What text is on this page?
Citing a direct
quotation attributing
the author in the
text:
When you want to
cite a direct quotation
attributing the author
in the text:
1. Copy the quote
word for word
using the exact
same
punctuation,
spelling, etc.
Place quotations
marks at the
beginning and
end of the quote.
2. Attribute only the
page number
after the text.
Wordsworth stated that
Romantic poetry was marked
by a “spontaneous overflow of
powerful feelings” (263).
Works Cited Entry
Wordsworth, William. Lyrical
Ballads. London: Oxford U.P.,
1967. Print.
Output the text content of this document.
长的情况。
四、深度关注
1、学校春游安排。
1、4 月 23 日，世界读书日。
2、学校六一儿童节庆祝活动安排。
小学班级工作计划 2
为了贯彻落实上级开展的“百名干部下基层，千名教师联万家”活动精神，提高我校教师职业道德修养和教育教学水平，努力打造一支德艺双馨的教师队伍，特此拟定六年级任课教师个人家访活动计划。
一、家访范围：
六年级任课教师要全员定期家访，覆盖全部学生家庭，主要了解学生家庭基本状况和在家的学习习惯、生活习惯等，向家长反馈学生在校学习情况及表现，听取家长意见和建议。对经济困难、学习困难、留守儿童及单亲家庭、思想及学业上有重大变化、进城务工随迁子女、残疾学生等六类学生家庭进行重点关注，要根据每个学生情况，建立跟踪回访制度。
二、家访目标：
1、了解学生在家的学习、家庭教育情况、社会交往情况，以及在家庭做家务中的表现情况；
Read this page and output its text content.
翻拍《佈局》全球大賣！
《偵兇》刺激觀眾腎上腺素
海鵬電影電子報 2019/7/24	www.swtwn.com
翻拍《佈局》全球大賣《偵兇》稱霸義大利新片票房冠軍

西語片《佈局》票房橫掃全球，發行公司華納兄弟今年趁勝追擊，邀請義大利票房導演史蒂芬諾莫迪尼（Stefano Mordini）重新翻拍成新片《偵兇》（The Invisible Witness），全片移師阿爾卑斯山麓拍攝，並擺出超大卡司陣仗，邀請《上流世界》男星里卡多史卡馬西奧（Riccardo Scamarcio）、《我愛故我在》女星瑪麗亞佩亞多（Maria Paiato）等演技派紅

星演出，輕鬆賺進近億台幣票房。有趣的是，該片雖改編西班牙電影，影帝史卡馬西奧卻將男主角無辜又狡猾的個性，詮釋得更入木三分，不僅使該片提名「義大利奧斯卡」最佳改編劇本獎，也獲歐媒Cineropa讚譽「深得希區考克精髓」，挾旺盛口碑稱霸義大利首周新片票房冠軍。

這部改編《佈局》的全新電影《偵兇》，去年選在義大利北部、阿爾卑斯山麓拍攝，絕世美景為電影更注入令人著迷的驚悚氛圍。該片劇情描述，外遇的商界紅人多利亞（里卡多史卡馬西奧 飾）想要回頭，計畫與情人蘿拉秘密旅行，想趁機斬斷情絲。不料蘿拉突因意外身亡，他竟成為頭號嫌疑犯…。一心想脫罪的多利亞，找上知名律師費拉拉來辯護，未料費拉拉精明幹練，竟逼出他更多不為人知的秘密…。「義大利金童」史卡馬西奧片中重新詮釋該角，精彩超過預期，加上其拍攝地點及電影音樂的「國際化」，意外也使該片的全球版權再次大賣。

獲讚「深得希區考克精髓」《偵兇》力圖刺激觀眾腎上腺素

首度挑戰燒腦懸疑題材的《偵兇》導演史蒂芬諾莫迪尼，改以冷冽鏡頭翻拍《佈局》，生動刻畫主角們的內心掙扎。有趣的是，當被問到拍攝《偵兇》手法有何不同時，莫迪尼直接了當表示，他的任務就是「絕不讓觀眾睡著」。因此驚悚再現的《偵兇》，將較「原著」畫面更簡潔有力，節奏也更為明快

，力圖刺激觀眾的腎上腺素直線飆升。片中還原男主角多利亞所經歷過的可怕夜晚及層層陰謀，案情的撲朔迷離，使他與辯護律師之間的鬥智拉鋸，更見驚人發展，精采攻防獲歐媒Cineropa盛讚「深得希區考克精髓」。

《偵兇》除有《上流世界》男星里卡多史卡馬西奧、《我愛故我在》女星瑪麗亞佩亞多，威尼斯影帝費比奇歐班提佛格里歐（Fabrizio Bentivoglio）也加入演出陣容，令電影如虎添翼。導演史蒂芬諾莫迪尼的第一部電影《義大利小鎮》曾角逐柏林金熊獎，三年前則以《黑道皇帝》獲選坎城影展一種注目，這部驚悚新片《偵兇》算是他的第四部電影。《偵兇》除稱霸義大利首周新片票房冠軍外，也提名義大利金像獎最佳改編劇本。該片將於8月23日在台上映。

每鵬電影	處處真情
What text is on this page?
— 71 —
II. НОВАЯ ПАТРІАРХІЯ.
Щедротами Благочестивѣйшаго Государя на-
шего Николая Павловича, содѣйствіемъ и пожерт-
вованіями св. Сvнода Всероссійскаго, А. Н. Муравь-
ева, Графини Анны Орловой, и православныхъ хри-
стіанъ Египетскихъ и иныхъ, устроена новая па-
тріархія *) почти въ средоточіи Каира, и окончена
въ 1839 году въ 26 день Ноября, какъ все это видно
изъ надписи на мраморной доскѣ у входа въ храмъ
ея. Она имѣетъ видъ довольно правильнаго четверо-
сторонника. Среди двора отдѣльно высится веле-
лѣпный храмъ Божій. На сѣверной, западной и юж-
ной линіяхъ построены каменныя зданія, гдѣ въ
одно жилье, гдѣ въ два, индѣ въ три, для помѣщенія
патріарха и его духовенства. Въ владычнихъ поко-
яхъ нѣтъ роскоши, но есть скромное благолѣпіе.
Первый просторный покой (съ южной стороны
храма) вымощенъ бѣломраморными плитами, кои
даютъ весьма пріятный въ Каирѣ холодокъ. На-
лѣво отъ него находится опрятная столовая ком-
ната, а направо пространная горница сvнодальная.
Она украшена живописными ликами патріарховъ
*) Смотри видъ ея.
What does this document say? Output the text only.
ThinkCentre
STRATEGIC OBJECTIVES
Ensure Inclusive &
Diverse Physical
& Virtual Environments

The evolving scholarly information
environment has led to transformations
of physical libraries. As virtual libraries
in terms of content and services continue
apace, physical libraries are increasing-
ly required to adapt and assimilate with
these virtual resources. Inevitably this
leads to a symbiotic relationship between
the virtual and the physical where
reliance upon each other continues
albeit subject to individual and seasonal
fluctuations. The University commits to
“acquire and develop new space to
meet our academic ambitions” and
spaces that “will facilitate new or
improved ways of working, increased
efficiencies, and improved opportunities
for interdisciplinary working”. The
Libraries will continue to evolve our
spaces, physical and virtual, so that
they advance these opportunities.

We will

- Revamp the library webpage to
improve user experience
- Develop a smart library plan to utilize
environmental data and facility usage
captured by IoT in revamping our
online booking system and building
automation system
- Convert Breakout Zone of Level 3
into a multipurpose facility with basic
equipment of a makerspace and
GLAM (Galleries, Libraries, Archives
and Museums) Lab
▬▬▬▬▬▬▬▬▬▬
* [Exercise task]:
Repeat all of the entries exactly.

* [Solution to this task]:
What text is on this page?
Citing a direct
quotation attributing
the author in the
text:
When you want to
cite a direct quotation
attributing the author
in the text:
1. Copy the quote
word for word
using the exact
same
punctuation,
spelling, etc.
Place quotations
marks at the
beginning and
end of the quote.
2. Attribute only the
page number
after the text.
Wordsworth stated that
Romantic poetry was marked
by a “spontaneous overflow of
powerful feelings” (263).
Works Cited Entry
Wordsworth, William. Lyrical
Ballads. London: Oxford U.P.,
1967. Print.
Output the text content of this document.
长的情况。
四、深度关注
1、学校春游安排。
1、4 月 23 日，世界读书日。
2、学校六一儿童节庆祝活动安排。
小学班级工作计划 2
为了贯彻落实上级开展的“百名干部下基层，千名教师联万家”活动精神，提高我校教师职业道德修养和教育教学水平，努力打造一支德艺双馨的教师队伍，特此拟定六年级任课教师个人家访活动计划。
一、家访范围：
六年级任课教师要全员定期家访，覆盖全部学生家庭，主要了解学生家庭基本状况和在家的学习习惯、生活习惯等，向家长反馈学生在校学习情况及表现，听取家长意见和建议。对经济困难、学习困难、留守儿童及单亲家庭、思想及学业上有重大变化、进城务工随迁子女、残疾学生等六类学生家庭进行重点关注，要根据每个学生情况，建立跟踪回访制度。
二、家访目标：
1、了解学生在家的学习、家庭教育情况、社会交往情况，以及在家庭做家务中的表现情况；
Read this page and output its text content.
翻拍《佈局》全球大賣！
《偵兇》刺激觀眾腎上腺素
海鵬電影電子報 2019/7/24	www.swtwn.com
翻拍《佈局》全球大賣《偵兇》稱霸義大利新片票房冠軍

西語片《佈局》票房橫掃全球，發行公司華納兄弟今年趁勝追擊，邀請義大利票房導演史蒂芬諾莫迪尼（Stefano Mordini）重新翻拍成新片《偵兇》（The Invisible Witness），全片移師阿爾卑斯山麓拍攝，並擺出超大卡司陣仗，邀請《上流世界》男星里卡多史卡馬西奧（Riccardo Scamarcio）、《我愛故我在》女星瑪麗亞佩亞多（Maria Paiato）等演技派紅

星演出，輕鬆賺進近億台幣票房。有趣的是，該片雖改編西班牙電影，影帝史卡馬西奧卻將男主角無辜又狡猾的個性，詮釋得更入木三分，不僅使該片提名「義大利奧斯卡」最佳改編劇本獎，也獲歐媒Cineropa讚譽「深得希區考克精髓」，挾旺盛口碑稱霸義大利首周新片票房冠軍。

這部改編《佈局》的全新電影《偵兇》，去年選在義大利北部、阿爾卑斯山麓拍攝，絕世美景為電影更注入令人著迷的驚悚氛圍。該片劇情描述，外遇的商界紅人多利亞（里卡多史卡馬西奧 飾）想要回頭，計畫與情人蘿拉秘密旅行，想趁機斬斷情絲。不料蘿拉突因意外身亡，他竟成為頭號嫌疑犯…。一心想脫罪的多利亞，找上知名律師費拉拉來辯護，未料費拉拉精明幹練，竟逼出他更多不為人知的秘密…。「義大利金童」史卡馬西奧片中重新詮釋該角，精彩超過預期，加上其拍攝地點及電影音樂的「國際化」，意外也使該片的全球版權再次大賣。

獲讚「深得希區考克精髓」《偵兇》力圖刺激觀眾腎上腺素

首度挑戰燒腦懸疑題材的《偵兇》導演史蒂芬諾莫迪尼，改以冷冽鏡頭翻拍《佈局》，生動刻畫主角們的內心掙扎。有趣的是，當被問到拍攝《偵兇》手法有何不同時，莫迪尼直接了當表示，他的任務就是「絕不讓觀眾睡著」。因此驚悚再現的《偵兇》，將較「原著」畫面更簡潔有力，節奏也更為明快

，力圖刺激觀眾的腎上腺素直線飆升。片中還原男主角多利亞所經歷過的可怕夜晚及層層陰謀，案情的撲朔迷離，使他與辯護律師之間的鬥智拉鋸，更見驚人發展，精采攻防獲歐媒Cineropa盛讚「深得希區考克精髓」。

《偵兇》除有《上流世界》男星里卡多史卡馬西奧、《我愛故我在》女星瑪麗亞佩亞多，威尼斯影帝費比奇歐班提佛格里歐（Fabrizio Bentivoglio）也加入演出陣容，令電影如虎添翼。導演史蒂芬諾莫迪尼的第一部電影《義大利小鎮》曾角逐柏林金熊獎，三年前則以《黑道皇帝》獲選坎城影展一種注目，這部驚悚新片《偵兇》算是他的第四部電影。《偵兇》除稱霸義大利首周新片票房冠軍外，也提名義大利金像獎最佳改編劇本。該片將於8月23日在台上映。

每鵬電影	處處真情
What text is on this page?
— 71 —
II. НОВАЯ ПАТРІАРХІЯ.
Щедротами Благочестивѣйшаго Государя на-
шего Николая Павловича, содѣйствіемъ и пожерт-
вованіями св. Сvнода Всероссійскаго, А. Н. Муравь-
ева, Графини Анны Орловой, и православныхъ хри-
стіанъ Египетскихъ и иныхъ, устроена новая па-
тріархія *) почти въ средоточіи Каира, и окончена
въ 1839 году въ 26 день Ноября, какъ все это видно
изъ надписи на мраморной доскѣ у входа въ храмъ
ея. Она имѣетъ видъ довольно правильнаго четверо-
сторонника. Среди двора отдѣльно высится веле-
лѣпный храмъ Божій. На сѣверной, западной и юж-
ной линіяхъ построены каменныя зданія, гдѣ въ
одно жилье, гдѣ въ два, индѣ въ три, для помѣщенія
патріарха и его духовенства. Въ владычнихъ поко-
яхъ нѣтъ роскоши, но есть скромное благолѣпіе.
Первый просторный покой (съ южной стороны
храма) вымощенъ бѣломраморными плитами, кои
даютъ весьма пріятный въ Каирѣ холодокъ. На-
лѣво отъ него находится опрятная столовая ком-
ната, а направо пространная горница сvнодальная.
Она украшена живописными ликами патріарховъ
*) Смотри видъ ея.
What does this document say? Output the text only.
ThinkCentre
STRATEGIC OBJECTIVES
Ensure Inclusive &
Diverse Physical
& Virtual Environments

The evolving scholarly information
environment has led to transformations
of physical libraries. As virtual libraries
in terms of content and services continue
apace, physical libraries are increasing-
ly required to adapt and assimilate with
these virtual resources. Inevitably this
leads to a symbiotic relationship between
the virtual and the physical where
reliance upon each other continues
albeit subject to individual and seasonal
fluctuations. The University commits to
“acquire and develop new space to
meet our academic ambitions” and
spaces that “will facilitate new or
improved ways of working, increased
efficiencies, and improved opportunities
for interdisciplinary working”. The
Libraries will continue to evolve our
spaces, physical and virtual, so that
they advance these opportunities.

We will

- Revamp the library webpage to
improve user experience
- Develop a smart library plan to utilize
environmental data and facility usage
captured by IoT in revamping our
online booking system and building
automation system
- Convert Breakout Zone of Level 3
into a multipurpose facility with basic
equipment of a makerspace and
GLAM (Galleries, Libraries, Archives
and Museums) Lab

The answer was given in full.